**PASAJE:**
Como un héroe de Hollywood, el gobernante aprovecha este éxito militar y se autoproclama como el mayor defensor de los valores de su país y el llamado a “hacer del mundo un lugar más seguro”, según afirmó al anunciar la muerte del líder de Al-Qaeda. Sin embargo, no puede negarse que a través de la historia los EE.UU. han defendido su seguridad sacrificando y sometiendo pueblos con el único fin de adueñarse de los principales focos de riqueza sobre la faz de la Tierra, pues son los intereses económicos de sus clases dominantes los que determinan y determinarán el rumbo de su gobierno y, muy seguramente, la muerte del hombre más buscado sólo servirá para que el modelo de intervencionismo militar sobre el que esa nación ha basado sus relaciones internacionales se perfeccione.

De héroes y villanos

No se puede dejar de considerar que los fantasmas de Bin Laden y Al-Qaeda, surgidos luego de los atentados del 11 de septiembre de 2001, han sido uno de los mayores logros de la propaganda de guerra de EE.UU.: gracias a las alianzas del Pentágono con los principales monopolios de medios del mundo, especialmente el dirigido por el oscuro magnate Rupert Murdoch, el peligroso saudí pasó de ser héroe a villano para Occidente y su figura se clavó en el inconsciente colectivo globalizado como representación misma del mal.

La gloria de Osama nació con la guerra de los muyahidines en Afganistán contra las tropas de la Unión de Repúblicas Socialistas Soviéticas, ocurrida entre 1979 y 1989. Durante este tiempo, EE.UU. apoyó a estas guerrillas islámicas para detener el avance soviético en plena Guerra Fría. Como dato curioso, uno de los íconos del cine taquillero de Hollywood, el imbatible mercenario John Rambo, acompañaba a estos pintorescos patriotas en sus correrías contra los rusos por pedido del gobierno estadounidense, en la tercera cinta de la saga de acción, que recaudó por sí sola U$180 millones y que se estrenó justo diez días después del inicio de la retirada de las tropas ordenada desde Moscú.

**MATERIAL PROPORCIONADO:**
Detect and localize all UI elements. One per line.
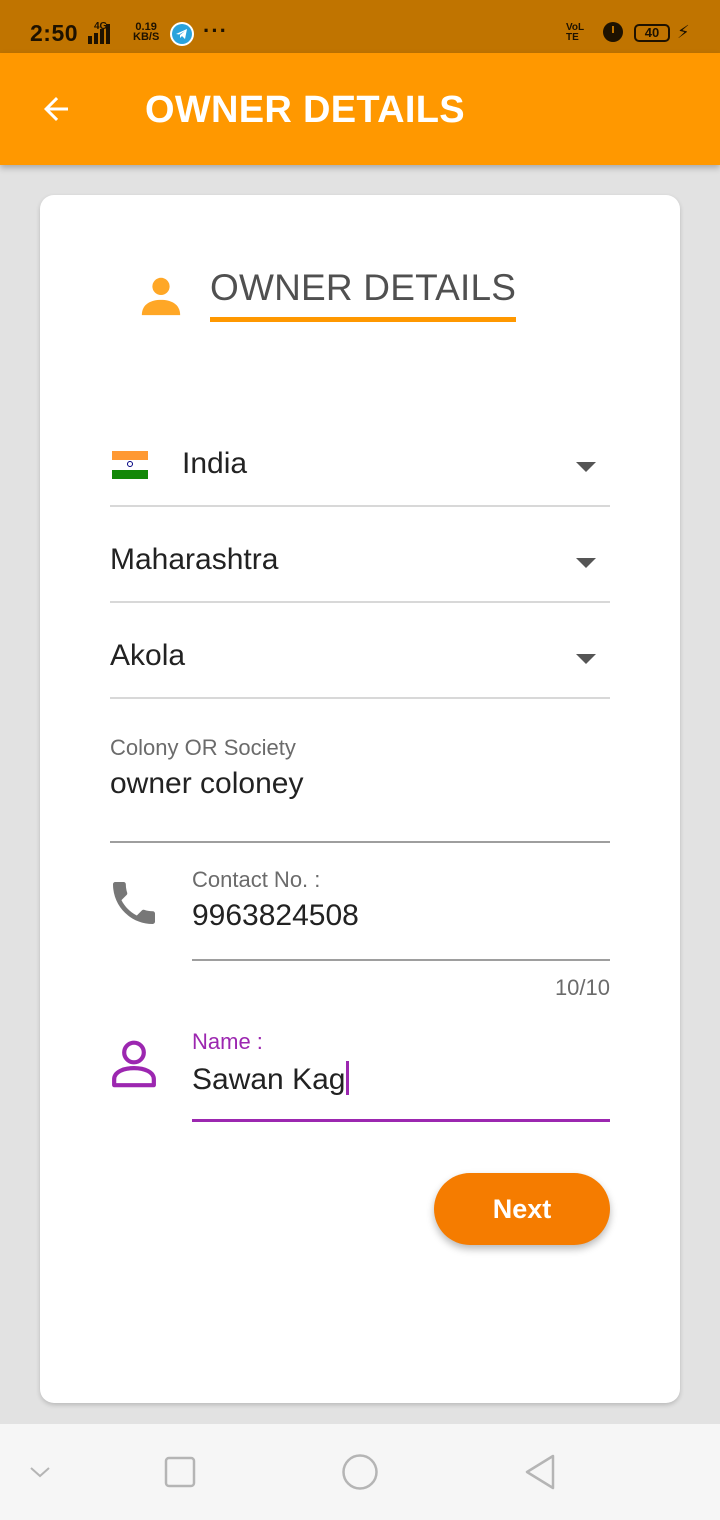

**EJERCICIO PLANTEADO A:**
Según el pasaje, ¿entre qué años ocurrió la guerra de los muyahidines en Afganistán contra las tropas soviéticas?
**EJERCICIO PLANTEADO B:**
Enumera todas las personas y personajes que el pasaje menciona por su nombre propio.
**EJERCICIO PLANTEADO C:**
Imprime la parte del pasaje que empieza con las palabras que contienen "No se puede" y termina con "misma del mal.".

**RESPUESTA CORRECTA A:**
Entre 1979 y 1989.

**RESPUESTA CORRECTA B:**
- Bin Laden (también llamado Osama)
- Rupert Murdoch
- John Rambo

**RESPUESTA CORRECTA C:**
No se puede dejar de considerar que los fantasmas de Bin Laden y Al-Qaeda, surgidos luego de los atentados del 11 de septiembre de 2001, han sido uno de los mayores logros de la propaganda de guerra de EE.UU.: gracias a las alianzas del Pentágono con los principales monopolios de medios del mundo, especialmente el dirigido por el oscuro magnate Rupert Murdoch, el peligroso saudí pasó de ser héroe a villano para Occidente y su figura se clavó en el inconsciente colectivo globalizado como representación misma del mal.